[Your objective] Give the number of lines containing the word "value", and nothing else.

[Input records]
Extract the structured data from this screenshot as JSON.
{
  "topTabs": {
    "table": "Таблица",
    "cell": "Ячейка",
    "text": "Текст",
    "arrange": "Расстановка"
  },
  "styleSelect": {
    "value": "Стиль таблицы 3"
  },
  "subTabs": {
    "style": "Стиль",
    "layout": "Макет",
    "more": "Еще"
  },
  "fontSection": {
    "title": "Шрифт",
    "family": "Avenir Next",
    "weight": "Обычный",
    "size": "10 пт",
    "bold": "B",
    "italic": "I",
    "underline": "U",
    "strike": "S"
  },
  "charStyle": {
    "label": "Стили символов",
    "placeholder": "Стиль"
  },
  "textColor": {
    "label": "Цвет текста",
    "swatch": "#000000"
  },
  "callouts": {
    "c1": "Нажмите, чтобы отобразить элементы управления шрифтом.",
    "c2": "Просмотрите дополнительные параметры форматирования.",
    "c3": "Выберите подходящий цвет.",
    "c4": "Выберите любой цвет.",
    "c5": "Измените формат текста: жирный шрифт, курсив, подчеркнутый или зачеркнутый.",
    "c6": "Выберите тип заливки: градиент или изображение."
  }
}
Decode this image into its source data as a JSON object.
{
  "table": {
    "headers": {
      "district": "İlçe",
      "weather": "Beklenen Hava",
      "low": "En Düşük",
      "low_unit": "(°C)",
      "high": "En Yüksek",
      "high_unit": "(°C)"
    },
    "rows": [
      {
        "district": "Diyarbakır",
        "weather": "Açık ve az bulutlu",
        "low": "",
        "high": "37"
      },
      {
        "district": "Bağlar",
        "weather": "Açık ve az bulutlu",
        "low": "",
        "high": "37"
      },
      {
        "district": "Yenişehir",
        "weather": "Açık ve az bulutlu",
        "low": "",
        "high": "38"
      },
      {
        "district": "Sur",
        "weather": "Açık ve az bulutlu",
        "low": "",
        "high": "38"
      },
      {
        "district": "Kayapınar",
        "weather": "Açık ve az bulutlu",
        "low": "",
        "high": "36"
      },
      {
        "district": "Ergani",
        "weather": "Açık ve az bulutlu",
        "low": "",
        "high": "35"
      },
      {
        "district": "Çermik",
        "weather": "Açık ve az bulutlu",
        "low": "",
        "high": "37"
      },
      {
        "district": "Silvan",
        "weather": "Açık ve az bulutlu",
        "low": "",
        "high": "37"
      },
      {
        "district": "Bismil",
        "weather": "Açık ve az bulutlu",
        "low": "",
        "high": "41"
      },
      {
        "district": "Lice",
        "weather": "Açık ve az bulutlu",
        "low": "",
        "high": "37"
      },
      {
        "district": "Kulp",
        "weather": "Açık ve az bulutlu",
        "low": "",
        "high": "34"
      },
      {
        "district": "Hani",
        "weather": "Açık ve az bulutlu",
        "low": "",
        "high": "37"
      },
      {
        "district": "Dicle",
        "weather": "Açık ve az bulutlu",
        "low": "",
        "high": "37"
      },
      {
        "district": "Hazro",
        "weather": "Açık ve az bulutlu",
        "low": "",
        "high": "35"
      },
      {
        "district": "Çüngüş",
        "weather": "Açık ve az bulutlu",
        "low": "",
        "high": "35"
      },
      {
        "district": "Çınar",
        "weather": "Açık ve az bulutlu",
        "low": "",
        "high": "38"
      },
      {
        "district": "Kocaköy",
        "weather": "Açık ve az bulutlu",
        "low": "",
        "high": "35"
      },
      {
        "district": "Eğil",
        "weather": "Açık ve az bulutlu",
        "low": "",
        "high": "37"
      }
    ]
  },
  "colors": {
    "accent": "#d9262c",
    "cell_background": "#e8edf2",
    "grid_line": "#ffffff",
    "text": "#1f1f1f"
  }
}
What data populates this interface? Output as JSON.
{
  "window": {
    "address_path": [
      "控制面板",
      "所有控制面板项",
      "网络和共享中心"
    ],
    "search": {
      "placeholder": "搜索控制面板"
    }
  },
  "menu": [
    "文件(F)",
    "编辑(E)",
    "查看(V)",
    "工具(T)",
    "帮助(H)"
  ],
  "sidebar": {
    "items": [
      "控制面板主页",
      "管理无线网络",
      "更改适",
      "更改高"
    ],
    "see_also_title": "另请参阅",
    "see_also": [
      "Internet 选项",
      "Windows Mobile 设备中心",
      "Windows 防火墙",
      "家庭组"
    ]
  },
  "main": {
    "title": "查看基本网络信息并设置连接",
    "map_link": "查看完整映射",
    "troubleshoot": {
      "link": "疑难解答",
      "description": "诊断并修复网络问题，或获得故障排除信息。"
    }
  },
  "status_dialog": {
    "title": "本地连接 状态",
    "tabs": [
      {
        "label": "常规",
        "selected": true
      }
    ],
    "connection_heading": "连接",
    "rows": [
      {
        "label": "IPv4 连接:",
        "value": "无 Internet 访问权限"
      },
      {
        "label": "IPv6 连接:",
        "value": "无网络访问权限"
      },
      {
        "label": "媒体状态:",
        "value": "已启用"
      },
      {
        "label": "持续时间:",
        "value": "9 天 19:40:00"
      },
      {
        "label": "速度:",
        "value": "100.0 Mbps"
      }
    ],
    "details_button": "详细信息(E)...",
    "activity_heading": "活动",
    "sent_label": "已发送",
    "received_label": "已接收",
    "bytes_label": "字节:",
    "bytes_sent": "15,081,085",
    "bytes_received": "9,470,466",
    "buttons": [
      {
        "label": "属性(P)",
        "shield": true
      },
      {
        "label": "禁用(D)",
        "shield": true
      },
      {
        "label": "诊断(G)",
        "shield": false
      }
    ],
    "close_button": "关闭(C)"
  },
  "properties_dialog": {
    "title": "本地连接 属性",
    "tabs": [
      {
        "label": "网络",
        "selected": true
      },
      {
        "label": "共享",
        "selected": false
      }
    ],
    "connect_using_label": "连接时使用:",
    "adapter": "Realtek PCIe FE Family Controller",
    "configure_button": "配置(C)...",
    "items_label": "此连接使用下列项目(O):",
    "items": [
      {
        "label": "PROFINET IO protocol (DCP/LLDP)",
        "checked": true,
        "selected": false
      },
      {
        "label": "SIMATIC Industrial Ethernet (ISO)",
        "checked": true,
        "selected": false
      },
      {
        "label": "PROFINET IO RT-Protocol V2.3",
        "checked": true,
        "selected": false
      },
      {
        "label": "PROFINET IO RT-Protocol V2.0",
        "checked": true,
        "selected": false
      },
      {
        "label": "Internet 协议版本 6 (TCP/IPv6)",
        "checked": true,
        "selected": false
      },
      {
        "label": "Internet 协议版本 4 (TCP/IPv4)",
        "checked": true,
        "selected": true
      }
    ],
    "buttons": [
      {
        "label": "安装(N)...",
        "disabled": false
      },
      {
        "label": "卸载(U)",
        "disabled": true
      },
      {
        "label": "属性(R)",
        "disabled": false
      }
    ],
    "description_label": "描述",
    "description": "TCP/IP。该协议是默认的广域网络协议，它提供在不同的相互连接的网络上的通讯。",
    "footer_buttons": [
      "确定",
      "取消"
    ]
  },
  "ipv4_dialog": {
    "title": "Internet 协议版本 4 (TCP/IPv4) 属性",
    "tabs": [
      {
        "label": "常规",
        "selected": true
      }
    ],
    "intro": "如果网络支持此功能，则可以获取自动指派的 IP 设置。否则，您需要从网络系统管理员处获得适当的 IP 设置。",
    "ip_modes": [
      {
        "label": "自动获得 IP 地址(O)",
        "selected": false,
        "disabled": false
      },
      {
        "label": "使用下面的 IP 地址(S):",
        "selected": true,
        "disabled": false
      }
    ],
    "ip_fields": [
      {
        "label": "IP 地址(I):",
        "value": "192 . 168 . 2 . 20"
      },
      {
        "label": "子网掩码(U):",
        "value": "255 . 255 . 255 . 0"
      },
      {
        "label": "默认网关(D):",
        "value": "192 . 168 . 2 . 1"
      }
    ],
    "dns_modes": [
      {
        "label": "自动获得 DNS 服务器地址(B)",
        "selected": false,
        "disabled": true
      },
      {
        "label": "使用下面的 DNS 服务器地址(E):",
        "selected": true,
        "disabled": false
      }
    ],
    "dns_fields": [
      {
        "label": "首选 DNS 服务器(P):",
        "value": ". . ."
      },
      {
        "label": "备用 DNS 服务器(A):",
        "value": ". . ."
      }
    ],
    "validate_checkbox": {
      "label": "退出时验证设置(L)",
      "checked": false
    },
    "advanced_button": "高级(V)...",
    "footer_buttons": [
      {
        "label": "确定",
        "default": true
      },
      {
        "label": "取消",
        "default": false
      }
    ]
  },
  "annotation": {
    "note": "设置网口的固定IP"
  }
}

[Response] 11